### Условия заданий
**a.** Ответьте по отрывку о Москве на следующие вопросы:
(i) Какое единственное слово дано о погонщиках лошадей?
(ii) Что чистит рабочий на высоте восьмого этажа?
(iii) Где переговариваются два водопроводчика?
**b.** Допишите следующую часть отрывка о Москве, начав сразу после его последней фразы.

### Страница
══════
Лошади идут мимо кинотеатра “Ударник”, выходят па Каменный мост. Они идут спокойно и неторопливо, их никто не подгоняет, копыта звонко постукивают об асфальт. За мостом лошадей ведут вверх по улице”.
На погонщиков только одно слово дано: "ведут”.
В Александровском саду – целуются… Правда, вот – работа:
"Катя [из Александровского сада] поднимается на пустую Красную площадь, идет к Мавзолею. Она видит торжественную смену караула”.
Ну… Это просто, чтоб не было навязчивости в неработании.
А как выбрасывание в Москву-реку укротителем пистолета, из которого ему сегодня во время представления пришлось убить льва? Работа или нет? – Думаю, нет. Это для души. Он впервые стрелял и убил.
Не показана и работа киномеханика, показывающего кино (шкипер Алёшу повёл в кино). Да и кто её видит-то? Кино как бы само собой показывается.
Зато вот:
"Два раза бьют куранты. Катя идет переулками. На мостовой переговариваются в открытых люках два водопроводчика”.
И вот:
"В Москве светлеет. Рабочий чистит циферблат огромных часов на высоте восьмого этажа. Он стоит рядом с минутной стрелкой, и стрелка раз в пять больше него”.
Какие-то неожиданные работы – работами не воспринимаются. Особенно, вот, перегон самолёта без крыльев по Садовому кольцу в Шереметьево.
Ещё утром уже:
"Троллейбус уезжает. Катя снова бежит мимо расклейщиков афиш, молочницы…”.
Всё так мимо, что об их работе не думается. Ну и дворники поутру показаны не метущими улицу, а перестающими подметать и смотрящими, как Катя ведёт легковую вслед за собакой бывшего лётчика.
══════
[Списки координат рамок]
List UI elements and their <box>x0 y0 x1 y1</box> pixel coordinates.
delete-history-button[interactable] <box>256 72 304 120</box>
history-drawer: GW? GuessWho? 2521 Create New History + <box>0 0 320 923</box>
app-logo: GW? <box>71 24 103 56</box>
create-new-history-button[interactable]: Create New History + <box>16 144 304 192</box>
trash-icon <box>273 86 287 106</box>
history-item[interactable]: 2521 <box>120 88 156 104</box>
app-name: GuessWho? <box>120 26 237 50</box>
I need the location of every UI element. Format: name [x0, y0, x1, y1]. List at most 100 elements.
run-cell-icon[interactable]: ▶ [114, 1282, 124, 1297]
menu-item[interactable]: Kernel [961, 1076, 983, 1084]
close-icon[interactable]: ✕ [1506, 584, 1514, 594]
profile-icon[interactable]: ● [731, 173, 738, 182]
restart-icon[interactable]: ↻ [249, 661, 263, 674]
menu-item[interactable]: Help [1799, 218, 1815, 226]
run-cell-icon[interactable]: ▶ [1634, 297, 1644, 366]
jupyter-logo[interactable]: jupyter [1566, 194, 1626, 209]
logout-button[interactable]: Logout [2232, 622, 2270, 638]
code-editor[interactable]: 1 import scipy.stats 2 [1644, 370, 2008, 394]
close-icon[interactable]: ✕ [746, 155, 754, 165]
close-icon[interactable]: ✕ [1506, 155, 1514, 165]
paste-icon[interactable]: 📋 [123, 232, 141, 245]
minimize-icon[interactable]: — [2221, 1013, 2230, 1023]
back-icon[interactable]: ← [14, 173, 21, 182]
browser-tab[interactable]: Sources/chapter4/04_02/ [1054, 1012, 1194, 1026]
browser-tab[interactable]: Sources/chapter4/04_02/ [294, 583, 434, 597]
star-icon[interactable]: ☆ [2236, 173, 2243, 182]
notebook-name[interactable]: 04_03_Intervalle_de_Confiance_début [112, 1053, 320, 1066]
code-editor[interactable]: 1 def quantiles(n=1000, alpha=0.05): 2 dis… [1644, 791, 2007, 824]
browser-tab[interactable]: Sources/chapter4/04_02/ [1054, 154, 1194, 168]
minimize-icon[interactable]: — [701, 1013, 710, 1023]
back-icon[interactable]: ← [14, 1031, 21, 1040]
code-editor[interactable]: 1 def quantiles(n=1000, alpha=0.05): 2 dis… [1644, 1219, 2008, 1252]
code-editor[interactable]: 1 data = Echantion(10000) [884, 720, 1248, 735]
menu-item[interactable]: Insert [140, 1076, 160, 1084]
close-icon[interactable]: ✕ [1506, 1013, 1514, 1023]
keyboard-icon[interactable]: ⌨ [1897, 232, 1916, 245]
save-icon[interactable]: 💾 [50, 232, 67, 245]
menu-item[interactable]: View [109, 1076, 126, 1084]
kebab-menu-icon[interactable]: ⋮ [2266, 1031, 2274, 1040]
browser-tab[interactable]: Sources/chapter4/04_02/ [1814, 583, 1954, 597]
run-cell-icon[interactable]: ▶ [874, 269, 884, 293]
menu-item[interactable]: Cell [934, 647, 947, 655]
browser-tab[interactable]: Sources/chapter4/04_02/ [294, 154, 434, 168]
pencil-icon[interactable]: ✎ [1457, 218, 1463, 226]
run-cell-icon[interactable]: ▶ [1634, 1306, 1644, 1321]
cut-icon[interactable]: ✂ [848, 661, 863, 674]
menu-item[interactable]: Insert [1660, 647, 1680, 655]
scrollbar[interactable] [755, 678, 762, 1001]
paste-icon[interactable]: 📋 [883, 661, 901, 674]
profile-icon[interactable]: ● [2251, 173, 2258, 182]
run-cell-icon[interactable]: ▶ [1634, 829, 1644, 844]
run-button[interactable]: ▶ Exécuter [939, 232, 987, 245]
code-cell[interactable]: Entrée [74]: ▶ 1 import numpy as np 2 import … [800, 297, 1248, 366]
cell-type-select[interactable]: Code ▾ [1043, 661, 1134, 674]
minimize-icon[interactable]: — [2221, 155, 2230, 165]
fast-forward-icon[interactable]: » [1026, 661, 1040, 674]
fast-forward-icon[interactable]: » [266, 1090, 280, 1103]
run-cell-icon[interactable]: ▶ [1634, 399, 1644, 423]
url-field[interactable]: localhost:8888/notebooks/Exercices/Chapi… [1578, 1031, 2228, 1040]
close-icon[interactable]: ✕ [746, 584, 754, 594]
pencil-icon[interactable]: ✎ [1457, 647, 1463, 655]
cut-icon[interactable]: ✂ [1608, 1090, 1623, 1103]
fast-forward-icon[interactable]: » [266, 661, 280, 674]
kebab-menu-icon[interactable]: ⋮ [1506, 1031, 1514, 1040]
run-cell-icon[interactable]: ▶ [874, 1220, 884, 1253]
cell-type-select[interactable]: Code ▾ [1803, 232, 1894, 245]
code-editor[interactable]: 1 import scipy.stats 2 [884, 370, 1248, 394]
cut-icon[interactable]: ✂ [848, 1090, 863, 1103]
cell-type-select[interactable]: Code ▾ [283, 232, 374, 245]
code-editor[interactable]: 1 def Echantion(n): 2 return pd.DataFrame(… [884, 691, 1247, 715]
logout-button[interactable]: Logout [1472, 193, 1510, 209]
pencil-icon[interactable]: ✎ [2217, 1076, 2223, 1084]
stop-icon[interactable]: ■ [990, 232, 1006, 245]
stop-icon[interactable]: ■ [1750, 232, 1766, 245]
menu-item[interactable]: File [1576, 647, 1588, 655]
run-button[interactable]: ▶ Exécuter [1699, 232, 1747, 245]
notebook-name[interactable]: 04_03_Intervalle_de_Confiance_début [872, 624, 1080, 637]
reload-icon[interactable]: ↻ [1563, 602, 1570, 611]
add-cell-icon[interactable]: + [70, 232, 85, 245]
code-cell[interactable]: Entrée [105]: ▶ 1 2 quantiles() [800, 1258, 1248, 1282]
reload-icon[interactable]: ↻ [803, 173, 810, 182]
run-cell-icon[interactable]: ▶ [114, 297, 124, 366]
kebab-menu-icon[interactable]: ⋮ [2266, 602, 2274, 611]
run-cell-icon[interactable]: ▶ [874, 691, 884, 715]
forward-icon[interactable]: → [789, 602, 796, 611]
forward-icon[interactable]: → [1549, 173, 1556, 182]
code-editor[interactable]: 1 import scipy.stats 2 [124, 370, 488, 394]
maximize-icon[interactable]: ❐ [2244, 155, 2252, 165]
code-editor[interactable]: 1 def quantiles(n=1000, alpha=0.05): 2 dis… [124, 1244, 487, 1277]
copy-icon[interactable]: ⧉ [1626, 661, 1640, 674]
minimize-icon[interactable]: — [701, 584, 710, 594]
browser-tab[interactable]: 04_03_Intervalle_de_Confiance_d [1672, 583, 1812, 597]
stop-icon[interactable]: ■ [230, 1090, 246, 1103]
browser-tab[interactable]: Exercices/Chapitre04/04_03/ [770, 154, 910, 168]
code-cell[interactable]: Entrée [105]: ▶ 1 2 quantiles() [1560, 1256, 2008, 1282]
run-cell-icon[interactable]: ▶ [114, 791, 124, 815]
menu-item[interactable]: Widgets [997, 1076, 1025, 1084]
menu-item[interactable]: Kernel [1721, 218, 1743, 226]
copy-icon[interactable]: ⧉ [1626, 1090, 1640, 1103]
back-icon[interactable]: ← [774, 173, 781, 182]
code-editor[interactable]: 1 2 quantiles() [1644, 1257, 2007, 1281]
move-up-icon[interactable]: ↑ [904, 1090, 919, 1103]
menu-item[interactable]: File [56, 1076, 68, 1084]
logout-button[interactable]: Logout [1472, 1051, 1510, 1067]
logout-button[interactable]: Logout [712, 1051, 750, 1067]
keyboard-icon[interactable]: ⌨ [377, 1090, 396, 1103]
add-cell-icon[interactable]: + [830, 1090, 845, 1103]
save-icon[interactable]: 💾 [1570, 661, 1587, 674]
══════
### Ответы к заданиям
**a.**
(i) «Ведут».
(ii) Циферблат огромных часов.
(iii) В открытых люках на мостовой.

**b.**
Женщины, наверно, из конезавода, ухаживавшие за лошадьми на барже (что не показано), на месте назначения лошадей передали их другим ухаживающим и, видно, спали там и утром вернулись на баржу. Работы – нет. Последний осколок труда такой:
"К барже подходит буксир. Павлик укрепляет на носу трос, и шкипер, босой, в простых брюках и без майки, помогает ему”.
Я не пропустил ни одного слова, что было о работе. Среди всех необычайностей, что случились с Катей за ночь, впечатление, что работы на свете нет. А свободное время люди употребляют совсем не для творчества. А все, кто соприкасается с Катей, шатающейся по ночной Москве в поисках сбежавшего от неё жениха, очень остро реагируют, понимай, на её красоту. И у неё всюду завязываются пока дружеские отношения. И с укротителем львов, и с солдатами, ночующими в троллейбусе, чтоб не платить за гостиницу, и с калекой, летавшим на самолёте, а теперь только глядящим на него, и с велосипедистом, помогшим ей догнать утром уже уплывающую баржу.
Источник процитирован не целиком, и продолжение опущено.